§ **The problem**: In how many lines of the data does the word "this" appear? Give the number by itself.

■ ■ ■ ■ ■

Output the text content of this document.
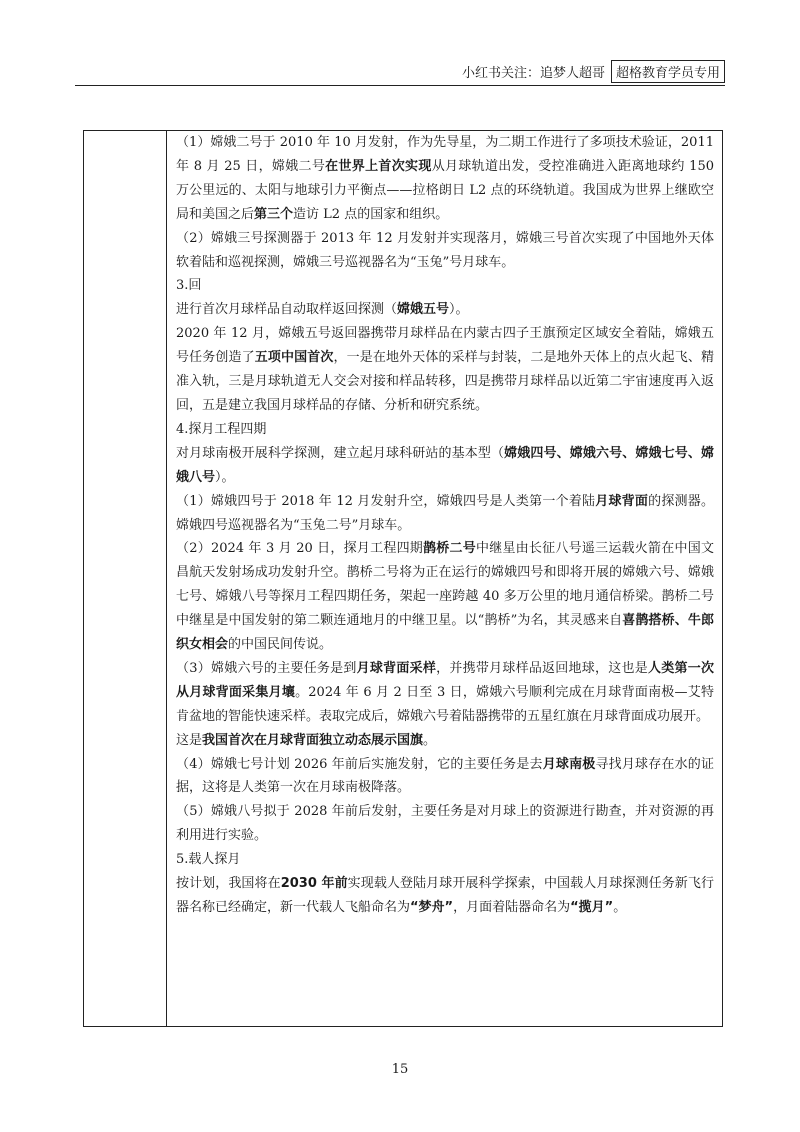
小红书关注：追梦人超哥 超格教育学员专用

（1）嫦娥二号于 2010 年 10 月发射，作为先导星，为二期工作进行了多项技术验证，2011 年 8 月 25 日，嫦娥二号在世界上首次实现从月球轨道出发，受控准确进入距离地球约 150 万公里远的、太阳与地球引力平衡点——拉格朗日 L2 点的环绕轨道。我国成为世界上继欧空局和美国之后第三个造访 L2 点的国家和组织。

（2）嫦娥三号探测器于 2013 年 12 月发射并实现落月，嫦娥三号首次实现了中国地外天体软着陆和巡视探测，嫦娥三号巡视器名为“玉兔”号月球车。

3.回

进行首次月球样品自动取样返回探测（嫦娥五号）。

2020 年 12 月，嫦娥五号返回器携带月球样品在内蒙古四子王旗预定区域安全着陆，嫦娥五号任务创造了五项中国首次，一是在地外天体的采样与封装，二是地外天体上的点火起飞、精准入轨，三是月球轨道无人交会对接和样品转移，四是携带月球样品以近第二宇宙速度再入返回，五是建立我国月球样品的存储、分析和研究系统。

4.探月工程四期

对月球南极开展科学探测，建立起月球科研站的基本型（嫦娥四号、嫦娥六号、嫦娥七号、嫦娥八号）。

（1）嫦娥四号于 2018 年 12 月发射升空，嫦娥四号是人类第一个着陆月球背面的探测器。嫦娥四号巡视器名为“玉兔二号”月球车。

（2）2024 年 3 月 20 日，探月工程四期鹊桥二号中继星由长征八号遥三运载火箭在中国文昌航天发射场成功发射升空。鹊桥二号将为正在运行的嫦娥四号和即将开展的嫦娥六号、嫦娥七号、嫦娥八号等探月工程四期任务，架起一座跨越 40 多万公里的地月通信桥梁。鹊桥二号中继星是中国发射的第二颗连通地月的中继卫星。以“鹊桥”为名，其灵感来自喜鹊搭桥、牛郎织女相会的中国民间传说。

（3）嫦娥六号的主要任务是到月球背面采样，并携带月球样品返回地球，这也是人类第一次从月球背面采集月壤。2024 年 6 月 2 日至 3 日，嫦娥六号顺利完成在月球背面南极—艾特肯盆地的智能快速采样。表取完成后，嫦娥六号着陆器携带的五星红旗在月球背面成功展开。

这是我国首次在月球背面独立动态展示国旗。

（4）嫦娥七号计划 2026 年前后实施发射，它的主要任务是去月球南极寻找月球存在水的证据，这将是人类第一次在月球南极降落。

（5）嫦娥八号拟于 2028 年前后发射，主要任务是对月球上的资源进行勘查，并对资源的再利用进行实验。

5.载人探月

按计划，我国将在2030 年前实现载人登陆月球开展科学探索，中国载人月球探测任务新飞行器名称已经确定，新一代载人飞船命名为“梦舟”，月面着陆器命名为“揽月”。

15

■ ■ ■ ■ ■

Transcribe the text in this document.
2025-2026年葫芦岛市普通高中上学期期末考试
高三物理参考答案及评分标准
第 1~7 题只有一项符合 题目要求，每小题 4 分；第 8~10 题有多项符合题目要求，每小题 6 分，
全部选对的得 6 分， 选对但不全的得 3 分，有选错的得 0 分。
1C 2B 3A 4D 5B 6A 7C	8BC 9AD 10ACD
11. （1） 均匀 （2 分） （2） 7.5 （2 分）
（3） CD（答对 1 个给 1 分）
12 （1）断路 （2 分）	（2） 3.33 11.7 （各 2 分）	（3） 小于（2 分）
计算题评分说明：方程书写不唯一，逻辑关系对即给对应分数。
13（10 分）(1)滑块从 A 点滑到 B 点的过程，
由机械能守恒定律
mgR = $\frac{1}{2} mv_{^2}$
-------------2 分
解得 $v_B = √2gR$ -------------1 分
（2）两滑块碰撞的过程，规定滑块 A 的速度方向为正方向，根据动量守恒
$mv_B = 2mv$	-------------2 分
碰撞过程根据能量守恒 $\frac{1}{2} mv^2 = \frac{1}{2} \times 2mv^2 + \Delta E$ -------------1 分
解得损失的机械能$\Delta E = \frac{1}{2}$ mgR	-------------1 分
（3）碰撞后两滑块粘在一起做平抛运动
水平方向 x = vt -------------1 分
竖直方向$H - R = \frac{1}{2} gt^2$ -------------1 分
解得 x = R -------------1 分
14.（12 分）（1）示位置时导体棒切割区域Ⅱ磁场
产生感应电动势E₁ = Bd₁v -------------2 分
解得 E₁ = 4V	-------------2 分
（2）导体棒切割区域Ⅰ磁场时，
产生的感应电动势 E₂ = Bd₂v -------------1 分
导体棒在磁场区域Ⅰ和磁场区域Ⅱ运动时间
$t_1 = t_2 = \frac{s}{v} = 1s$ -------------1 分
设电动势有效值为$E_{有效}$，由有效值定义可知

■ ■ ■ ■ ■

§ **Completed task**: 2